Marília e região

Reforma tributária está longe do ideal, diz diretoria da associação comercial

Diretoria da associação comercial lamenta aprovação de lei que não atenderia classe empreendedora em geral (Foto: Divulgação)

A diretoria da Associação Comercial e de Inovação de Marília (Acim) comentou a promulgação da Lei Complementar 68/2024, de regulamentação da reforma tributária, assinada pelo Presidente da República, depois de aprovação pelo Senado e pela Câmara dos Deputados em dezembro.

“Infelizmente não era o que a classe empreendedora desejava, num texto com ressalvas e contenção de avanços”, disse o presidente da associação comercial mariliense, Carlos Francisco Bitencourt Jorge.

O dirigente vem acompanhando as discussões do assunto através da Federação das Associações Comerciais do Estado de São Paulo (Facesp). A entidade também lamentou a promulgação por não corrigir “equívocos” e pela “perda de competitividade” dos pequenos negócios.

“Ao longo de 2024 o pessoal da nossa federação tentou mostrar aos deputados e senadores o ponto de vista dos empreendedores e o impacto da reforma tributária para a economia. Mas não deu”, lamentou o dirigente mariliense.

TRIBUTOS

Para o vice-presidente da diretoria da Associação Comercial e de Inovação de Marília, Marcelo Marcos Mantelli, com a sanção do Presidente da República serão substituídos cinco tributos: ICMS, ISS, IPI, PIS e Confins, por três: Imposto Seletivo (sobre produtos considerados prejudiciais à saúde e ao meio ambiente), CBS (federais) e IBS (estadual e municipal), os dois últimos sobre mercadorias e serviços e cobrados no destino.

“Está previsto um período de transição (de 2026 a 2033) para a mudança total do sistema”, alertou o dirigente de Marília, que também lamentou a insensibilidade política. “O texto aprovado carece de mecanismos mais robustos que assegurem a não elevação da carga tributária, o que pode comprometer a sustentabilidade das empresas”, comentou Mantelli.

SIMPLES NACIONAL

Para o secretário executivo da diretoria da associação comercial de Marília, Gilberto Joaquim Zochio, é de se preocupar com a ausência de medidas voltadas para micro e pequenas empresas, especialmente no âmbito do Simples Nacional.

“O pessoal da Facesp enfatizou esta questão do Simples o tempo todo durante a tramitação no Congresso e nada foi feito”, lamentou o mariliense. “A lei representa um passo importante na modernização do sistema tributário brasileiro”, disse o tesoureiro. Manoel Batista de Oliveira.

Ele apontou como pontos positivos a redução de alíquotas para bares, restaurantes, hotéis e parques temáticos e a inclusão de itens na cesta básica. Por outro lado, enfatizou que o setor de serviços, considerado como um dos maiores empregadores do país e responsável por grande parte da geração de renda, segue sensível às mudanças.

RECEITA BRUTA

Segundo o superintendente da Acim, José Augusto Gomes, o texto contém diversas mudanças para empresas enquadradas no Simples, alterando, por exemplo, o entendimento sobre a receita bruta de microempresas e empresas de pequeno porte.

“Nossa rede de Associações Comerciais, legítima representante das micro e pequenas empresas e da classe empreendedora, lamenta que o Congresso Nacional tenha perdido a oportunidade de corrigir os equívocos do projeto de regulamentação da reforma tributária”, disse o dirigente.

“Essa omissão coloca em risco a competitividade dos pequenos negócios, responsáveis pela criação de oito a cada dez empregos no Brasil, e prejudica ainda mais o ambiente de negócios”, frisou José Augusto Gomes.

■ Objetivo do exercício ■
Na matéria sobre a reforma tributária, qual é o período de transição previsto para a mudança total do sistema?

■ Trechos dos registros ■

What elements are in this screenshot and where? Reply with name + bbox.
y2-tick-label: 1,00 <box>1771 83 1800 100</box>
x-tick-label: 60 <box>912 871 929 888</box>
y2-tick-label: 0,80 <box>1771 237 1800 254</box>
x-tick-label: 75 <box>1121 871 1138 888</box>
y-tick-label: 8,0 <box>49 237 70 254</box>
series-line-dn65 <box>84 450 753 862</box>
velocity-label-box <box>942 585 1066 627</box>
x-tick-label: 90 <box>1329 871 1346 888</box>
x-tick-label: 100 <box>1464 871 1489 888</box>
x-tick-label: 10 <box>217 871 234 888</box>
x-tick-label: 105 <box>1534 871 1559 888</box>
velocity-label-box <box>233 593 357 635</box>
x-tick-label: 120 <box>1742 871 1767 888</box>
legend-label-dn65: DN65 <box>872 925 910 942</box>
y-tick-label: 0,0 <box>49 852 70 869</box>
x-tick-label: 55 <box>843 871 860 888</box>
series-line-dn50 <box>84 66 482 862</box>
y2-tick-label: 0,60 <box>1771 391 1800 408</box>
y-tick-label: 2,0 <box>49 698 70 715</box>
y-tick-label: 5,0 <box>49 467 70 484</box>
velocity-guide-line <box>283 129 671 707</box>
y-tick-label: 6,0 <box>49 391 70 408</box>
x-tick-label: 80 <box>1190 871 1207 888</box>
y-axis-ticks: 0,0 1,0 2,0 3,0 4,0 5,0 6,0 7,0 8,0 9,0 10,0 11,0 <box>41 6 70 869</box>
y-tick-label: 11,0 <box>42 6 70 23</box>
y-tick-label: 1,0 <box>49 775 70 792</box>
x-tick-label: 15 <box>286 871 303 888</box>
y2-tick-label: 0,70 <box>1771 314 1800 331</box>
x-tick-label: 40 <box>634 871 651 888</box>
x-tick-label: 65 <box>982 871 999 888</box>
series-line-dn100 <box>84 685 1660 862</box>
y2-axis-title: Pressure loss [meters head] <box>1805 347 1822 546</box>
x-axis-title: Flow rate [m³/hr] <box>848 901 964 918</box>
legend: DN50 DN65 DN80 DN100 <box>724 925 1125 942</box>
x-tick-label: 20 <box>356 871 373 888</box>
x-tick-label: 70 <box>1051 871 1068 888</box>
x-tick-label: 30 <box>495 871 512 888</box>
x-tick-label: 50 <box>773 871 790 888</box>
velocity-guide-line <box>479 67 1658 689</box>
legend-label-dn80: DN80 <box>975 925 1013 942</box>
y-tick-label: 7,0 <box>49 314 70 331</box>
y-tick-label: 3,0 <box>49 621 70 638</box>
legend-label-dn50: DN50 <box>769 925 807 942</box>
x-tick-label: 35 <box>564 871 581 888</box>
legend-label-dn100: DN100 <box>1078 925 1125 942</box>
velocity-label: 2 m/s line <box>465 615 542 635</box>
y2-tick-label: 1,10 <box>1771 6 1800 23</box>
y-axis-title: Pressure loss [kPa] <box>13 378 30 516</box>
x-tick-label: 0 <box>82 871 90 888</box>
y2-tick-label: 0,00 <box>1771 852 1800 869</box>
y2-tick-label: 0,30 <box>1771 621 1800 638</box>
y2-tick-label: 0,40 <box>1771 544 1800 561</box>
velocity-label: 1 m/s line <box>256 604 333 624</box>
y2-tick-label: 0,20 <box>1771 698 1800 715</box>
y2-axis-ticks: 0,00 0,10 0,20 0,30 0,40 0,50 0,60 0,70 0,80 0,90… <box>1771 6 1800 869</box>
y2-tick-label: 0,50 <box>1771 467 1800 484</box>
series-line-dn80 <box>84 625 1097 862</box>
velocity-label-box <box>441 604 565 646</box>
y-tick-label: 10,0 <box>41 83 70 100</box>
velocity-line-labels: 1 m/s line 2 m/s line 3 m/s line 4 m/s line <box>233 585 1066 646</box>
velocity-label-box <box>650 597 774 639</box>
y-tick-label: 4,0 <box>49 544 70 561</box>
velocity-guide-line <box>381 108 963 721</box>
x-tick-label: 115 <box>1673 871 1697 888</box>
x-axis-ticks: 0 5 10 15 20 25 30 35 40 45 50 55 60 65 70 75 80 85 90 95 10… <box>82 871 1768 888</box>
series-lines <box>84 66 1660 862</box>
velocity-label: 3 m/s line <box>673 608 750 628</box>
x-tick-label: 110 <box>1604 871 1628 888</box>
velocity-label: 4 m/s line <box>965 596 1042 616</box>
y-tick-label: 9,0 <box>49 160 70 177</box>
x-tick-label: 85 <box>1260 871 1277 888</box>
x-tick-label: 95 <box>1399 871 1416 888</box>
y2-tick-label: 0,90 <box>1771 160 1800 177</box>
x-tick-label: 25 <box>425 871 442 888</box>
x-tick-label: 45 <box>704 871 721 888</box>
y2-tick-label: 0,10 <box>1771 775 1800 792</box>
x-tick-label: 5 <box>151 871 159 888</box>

■ Resposta ■
De 2026 a 2033.